=== Work to be completed ===
Every line below that mentions the word "JSON" should be copied out.
━━━ Dataset records
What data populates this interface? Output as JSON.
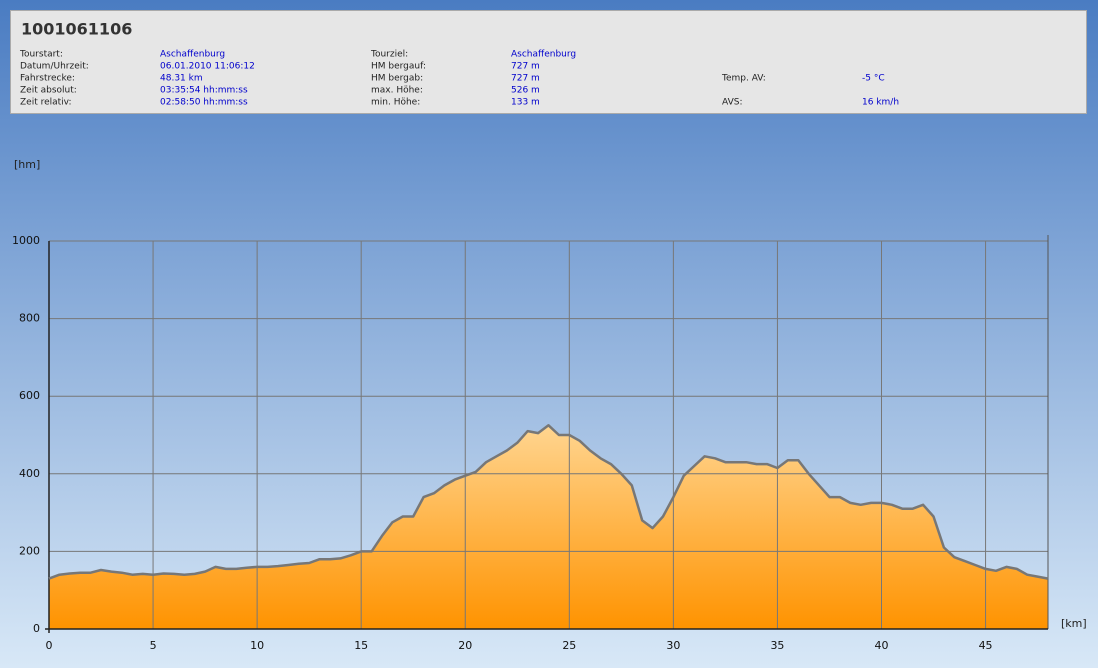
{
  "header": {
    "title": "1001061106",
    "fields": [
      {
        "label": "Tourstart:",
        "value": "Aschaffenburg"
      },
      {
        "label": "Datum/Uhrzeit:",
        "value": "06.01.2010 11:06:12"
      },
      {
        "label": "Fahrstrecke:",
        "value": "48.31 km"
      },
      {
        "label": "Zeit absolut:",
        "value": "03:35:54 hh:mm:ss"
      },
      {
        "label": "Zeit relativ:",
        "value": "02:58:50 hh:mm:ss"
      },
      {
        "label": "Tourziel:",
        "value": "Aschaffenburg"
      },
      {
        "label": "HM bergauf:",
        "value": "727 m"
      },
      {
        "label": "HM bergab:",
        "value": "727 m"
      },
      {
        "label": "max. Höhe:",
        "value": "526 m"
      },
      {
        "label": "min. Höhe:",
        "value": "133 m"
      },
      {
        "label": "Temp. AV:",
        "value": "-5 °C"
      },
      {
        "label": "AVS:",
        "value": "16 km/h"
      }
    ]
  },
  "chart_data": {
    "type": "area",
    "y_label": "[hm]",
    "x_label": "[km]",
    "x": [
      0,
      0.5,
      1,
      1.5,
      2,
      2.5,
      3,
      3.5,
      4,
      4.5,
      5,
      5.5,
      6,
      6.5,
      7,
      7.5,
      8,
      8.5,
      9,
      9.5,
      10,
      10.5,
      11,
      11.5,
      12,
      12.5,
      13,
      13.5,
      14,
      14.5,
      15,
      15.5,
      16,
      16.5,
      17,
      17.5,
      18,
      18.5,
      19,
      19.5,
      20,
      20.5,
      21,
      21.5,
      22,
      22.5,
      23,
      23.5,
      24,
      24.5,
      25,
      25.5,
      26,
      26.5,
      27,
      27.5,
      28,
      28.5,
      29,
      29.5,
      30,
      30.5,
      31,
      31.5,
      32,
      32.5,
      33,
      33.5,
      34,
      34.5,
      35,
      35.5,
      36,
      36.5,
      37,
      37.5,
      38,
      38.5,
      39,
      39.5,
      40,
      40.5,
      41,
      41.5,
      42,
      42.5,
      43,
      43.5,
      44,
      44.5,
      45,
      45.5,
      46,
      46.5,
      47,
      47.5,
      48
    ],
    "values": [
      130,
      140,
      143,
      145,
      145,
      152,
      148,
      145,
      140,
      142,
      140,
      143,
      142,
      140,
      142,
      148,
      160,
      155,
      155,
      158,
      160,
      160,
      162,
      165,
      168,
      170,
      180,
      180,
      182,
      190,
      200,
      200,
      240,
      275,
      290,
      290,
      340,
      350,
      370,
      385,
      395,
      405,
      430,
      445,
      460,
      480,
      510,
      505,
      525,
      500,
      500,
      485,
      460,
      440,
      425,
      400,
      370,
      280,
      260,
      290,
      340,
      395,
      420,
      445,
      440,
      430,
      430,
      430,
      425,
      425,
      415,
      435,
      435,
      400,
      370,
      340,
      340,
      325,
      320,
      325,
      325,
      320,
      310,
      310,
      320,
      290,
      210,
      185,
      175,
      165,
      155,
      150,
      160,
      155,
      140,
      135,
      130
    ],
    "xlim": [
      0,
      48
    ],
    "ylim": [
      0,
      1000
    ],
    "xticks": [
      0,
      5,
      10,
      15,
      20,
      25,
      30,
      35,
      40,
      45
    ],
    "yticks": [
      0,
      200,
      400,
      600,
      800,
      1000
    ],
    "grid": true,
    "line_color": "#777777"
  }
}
━━━━━━
━━━ Dataset records
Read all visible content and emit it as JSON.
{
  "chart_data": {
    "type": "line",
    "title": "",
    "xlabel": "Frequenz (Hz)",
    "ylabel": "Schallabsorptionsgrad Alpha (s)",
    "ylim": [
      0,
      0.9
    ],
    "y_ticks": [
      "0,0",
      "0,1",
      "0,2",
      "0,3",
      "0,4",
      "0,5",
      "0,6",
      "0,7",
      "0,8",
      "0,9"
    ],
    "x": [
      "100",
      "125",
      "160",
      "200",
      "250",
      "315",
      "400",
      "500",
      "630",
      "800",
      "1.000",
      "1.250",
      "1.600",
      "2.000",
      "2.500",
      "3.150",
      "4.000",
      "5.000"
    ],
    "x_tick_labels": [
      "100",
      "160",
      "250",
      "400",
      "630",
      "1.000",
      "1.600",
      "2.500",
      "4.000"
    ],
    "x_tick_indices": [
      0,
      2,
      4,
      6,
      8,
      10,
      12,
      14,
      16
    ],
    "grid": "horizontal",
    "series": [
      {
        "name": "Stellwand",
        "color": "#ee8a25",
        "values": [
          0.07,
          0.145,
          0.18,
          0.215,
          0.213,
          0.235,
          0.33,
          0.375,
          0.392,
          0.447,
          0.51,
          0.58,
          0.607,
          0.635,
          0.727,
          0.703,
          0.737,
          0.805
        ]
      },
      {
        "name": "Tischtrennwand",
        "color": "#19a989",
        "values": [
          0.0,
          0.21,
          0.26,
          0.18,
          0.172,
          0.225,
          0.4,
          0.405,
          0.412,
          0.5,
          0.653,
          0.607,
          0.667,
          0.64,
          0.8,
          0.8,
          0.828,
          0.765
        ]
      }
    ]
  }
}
━━━━━━
=== The result ===
What data populates this interface? Output as JSON.
Read all visible content and emit it as JSON.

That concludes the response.